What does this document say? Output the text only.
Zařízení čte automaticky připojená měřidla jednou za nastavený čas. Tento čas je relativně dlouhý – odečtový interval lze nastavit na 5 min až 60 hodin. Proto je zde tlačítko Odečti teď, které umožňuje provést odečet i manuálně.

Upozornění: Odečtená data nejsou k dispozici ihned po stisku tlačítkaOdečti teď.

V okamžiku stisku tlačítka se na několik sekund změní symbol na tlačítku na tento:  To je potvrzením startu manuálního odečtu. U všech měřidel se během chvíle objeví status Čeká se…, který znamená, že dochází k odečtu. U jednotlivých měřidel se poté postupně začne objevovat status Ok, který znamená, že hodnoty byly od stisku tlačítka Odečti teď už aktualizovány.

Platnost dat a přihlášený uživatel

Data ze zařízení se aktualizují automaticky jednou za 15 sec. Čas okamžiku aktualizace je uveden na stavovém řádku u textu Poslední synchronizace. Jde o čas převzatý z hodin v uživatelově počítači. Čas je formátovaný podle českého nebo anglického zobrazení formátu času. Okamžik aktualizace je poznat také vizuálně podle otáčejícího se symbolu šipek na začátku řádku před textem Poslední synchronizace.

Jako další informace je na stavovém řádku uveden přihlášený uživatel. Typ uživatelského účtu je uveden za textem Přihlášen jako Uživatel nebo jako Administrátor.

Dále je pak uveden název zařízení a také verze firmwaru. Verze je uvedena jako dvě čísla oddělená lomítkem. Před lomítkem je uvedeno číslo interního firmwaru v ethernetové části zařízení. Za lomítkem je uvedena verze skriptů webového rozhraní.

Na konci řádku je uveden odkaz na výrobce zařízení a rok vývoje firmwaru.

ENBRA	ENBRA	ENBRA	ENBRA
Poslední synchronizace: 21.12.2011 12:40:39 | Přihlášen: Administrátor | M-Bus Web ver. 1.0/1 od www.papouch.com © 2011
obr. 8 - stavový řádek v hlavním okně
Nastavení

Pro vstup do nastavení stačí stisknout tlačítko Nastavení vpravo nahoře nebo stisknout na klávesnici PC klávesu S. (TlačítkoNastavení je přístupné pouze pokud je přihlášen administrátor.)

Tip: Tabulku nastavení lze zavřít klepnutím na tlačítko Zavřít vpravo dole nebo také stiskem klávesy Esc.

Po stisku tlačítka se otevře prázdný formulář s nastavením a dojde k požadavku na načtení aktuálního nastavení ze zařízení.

+++

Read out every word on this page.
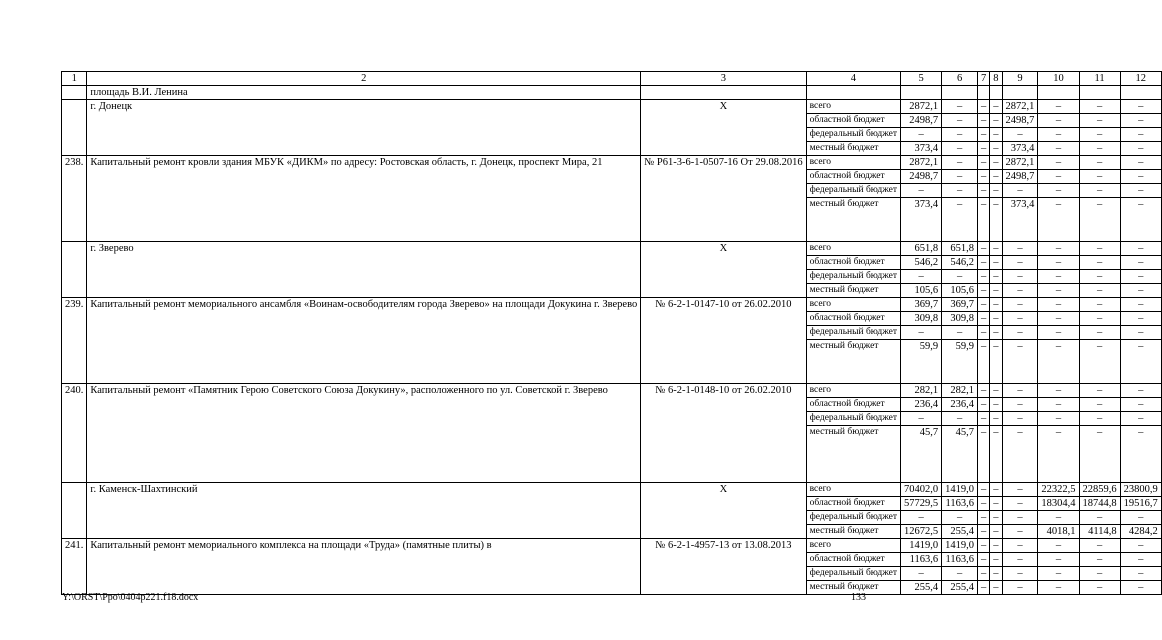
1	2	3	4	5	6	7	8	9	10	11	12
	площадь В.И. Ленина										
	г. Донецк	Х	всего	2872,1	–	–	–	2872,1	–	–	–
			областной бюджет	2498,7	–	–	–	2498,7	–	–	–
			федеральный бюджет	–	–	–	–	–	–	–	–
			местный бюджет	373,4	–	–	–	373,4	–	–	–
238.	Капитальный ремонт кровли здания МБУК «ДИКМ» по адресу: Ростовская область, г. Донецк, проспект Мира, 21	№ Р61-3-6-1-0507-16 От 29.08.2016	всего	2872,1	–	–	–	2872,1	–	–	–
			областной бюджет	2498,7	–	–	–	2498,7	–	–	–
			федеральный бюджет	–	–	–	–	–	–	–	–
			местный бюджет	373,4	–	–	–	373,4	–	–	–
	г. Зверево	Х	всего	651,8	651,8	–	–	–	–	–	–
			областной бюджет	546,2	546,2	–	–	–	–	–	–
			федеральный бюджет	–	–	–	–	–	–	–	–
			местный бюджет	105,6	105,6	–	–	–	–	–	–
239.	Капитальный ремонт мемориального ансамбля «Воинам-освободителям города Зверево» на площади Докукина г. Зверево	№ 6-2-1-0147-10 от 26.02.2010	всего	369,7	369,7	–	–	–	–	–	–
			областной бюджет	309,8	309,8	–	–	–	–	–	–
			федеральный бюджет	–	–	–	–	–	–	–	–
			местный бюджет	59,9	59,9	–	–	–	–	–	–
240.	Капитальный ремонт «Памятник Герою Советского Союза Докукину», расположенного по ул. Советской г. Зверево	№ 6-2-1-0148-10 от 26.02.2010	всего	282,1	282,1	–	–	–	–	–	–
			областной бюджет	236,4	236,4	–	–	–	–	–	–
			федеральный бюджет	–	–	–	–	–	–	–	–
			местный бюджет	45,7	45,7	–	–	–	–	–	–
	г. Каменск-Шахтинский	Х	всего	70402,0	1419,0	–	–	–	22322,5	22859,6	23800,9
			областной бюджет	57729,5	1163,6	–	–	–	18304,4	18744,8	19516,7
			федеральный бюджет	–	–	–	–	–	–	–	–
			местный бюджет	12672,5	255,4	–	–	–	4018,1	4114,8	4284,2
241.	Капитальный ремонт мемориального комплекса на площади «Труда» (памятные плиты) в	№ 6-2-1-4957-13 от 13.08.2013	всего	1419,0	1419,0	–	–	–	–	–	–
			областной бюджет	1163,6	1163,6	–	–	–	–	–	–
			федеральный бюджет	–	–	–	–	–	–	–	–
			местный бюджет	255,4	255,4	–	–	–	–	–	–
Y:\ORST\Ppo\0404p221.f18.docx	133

+++

Go through the data and gather every line that holds "областной".

			областной бюджет	2498,7	–	–	–	2498,7	–	–	–
			областной бюджет	2498,7	–	–	–	2498,7	–	–	–
			областной бюджет	546,2	546,2	–	–	–	–	–	–
			областной бюджет	309,8	309,8	–	–	–	–	–	–
			областной бюджет	236,4	236,4	–	–	–	–	–	–
			областной бюджет	57729,5	1163,6	–	–	–	18304,4	18744,8	19516,7
			областной бюджет	1163,6	1163,6	–	–	–	–	–	–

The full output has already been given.